◆ **Material for this task**:

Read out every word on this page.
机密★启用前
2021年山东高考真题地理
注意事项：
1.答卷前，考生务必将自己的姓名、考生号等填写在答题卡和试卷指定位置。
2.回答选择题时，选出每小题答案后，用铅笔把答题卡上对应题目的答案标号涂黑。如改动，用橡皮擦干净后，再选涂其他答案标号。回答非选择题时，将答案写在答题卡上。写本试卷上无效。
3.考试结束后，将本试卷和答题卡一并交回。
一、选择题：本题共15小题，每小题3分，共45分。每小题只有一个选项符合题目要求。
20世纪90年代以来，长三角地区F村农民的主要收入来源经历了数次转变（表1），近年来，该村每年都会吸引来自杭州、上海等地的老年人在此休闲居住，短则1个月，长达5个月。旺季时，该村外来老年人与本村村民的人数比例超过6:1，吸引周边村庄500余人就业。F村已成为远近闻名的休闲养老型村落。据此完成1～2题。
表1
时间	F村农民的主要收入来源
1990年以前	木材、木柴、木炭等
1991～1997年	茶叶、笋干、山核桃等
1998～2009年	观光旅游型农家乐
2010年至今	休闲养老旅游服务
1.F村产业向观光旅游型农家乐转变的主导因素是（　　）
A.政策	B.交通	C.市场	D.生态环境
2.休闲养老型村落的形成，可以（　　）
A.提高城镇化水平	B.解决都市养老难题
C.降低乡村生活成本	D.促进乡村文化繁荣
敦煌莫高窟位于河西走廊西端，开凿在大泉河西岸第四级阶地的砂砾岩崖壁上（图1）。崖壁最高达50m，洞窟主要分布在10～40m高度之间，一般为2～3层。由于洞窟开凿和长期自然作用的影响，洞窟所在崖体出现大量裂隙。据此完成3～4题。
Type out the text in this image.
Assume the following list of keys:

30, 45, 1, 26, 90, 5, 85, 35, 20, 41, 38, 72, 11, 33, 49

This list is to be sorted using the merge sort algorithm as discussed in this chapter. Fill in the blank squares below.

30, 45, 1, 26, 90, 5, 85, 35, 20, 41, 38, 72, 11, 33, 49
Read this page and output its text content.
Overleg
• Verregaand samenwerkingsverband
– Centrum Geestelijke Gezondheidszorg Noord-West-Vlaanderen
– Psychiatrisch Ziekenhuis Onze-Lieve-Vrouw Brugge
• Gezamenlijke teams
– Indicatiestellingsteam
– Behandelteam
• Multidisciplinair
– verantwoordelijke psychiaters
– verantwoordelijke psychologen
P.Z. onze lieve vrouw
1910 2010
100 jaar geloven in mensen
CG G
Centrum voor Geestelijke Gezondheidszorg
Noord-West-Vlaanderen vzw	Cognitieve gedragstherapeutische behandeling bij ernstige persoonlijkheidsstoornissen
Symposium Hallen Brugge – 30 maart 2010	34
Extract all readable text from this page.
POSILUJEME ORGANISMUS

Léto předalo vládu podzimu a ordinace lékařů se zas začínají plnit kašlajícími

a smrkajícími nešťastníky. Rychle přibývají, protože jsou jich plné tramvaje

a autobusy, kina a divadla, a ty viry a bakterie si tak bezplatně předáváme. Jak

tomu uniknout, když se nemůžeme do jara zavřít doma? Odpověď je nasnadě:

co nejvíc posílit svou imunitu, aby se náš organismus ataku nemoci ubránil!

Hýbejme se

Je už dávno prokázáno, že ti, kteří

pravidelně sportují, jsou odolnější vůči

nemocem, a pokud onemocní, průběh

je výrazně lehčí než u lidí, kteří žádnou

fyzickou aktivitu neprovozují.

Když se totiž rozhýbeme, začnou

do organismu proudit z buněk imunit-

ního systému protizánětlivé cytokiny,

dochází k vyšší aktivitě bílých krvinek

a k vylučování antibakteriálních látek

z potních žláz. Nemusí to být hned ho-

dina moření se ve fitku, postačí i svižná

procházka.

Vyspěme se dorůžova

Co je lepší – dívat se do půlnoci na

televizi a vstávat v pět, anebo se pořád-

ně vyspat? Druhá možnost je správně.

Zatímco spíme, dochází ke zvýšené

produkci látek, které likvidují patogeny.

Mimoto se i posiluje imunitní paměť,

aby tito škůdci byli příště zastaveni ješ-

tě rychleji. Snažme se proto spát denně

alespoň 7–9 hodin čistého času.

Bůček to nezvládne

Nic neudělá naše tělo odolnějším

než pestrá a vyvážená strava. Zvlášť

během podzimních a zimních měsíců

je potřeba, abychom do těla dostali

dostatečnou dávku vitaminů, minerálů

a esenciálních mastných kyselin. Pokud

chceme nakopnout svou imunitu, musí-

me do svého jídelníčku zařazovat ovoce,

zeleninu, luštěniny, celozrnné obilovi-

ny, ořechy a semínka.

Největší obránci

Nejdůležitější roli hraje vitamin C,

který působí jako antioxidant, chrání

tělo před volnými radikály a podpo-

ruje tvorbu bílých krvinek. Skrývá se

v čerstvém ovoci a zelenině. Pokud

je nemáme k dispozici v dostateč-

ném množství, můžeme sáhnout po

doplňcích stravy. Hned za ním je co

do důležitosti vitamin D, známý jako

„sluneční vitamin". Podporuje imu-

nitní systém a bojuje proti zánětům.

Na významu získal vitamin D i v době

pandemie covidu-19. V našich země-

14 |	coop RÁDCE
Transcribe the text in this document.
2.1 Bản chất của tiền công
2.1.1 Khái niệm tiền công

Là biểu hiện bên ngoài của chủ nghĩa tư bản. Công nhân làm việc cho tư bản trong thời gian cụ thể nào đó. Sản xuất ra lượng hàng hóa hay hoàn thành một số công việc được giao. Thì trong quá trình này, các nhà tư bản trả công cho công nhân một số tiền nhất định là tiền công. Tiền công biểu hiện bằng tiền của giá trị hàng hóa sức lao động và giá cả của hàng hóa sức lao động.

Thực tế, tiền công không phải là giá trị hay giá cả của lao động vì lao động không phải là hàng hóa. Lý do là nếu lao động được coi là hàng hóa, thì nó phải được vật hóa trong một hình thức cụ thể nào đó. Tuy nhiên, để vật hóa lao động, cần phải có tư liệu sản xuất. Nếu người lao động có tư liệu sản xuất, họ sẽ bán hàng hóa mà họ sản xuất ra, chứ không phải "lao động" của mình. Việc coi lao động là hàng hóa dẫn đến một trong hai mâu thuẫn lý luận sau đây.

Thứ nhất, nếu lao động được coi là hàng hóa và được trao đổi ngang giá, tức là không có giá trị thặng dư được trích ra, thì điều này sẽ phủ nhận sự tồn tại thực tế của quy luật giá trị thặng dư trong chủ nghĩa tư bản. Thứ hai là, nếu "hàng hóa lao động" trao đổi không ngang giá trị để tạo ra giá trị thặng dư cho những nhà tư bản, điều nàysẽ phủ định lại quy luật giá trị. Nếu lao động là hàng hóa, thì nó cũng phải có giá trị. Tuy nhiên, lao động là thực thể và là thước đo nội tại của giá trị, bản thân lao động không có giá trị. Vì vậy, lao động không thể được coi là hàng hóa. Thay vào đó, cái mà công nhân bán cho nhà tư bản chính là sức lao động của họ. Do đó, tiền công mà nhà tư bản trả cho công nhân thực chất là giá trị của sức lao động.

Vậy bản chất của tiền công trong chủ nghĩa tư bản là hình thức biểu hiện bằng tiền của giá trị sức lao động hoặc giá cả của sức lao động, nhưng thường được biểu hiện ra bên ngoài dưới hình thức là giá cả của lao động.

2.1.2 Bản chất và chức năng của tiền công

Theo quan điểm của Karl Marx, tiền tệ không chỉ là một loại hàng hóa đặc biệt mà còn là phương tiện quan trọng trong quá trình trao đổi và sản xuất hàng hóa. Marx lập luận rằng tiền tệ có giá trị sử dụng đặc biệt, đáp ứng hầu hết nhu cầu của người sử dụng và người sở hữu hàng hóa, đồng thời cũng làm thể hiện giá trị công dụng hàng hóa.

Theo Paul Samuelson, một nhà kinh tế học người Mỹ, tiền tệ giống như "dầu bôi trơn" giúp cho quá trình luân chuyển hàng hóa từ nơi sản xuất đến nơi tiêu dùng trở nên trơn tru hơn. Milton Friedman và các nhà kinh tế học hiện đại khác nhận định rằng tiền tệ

◆ **Task prompt**:
Copy out each line in the preceding records that contains "West".

◆ **Answer**:
– Centrum Geestelijke Gezondheidszorg Noord-West-Vlaanderen
Noord-West-Vlaanderen vzw	Cognitieve gedragstherapeutische behandeling bij ernstige persoonlijkheidsstoornissen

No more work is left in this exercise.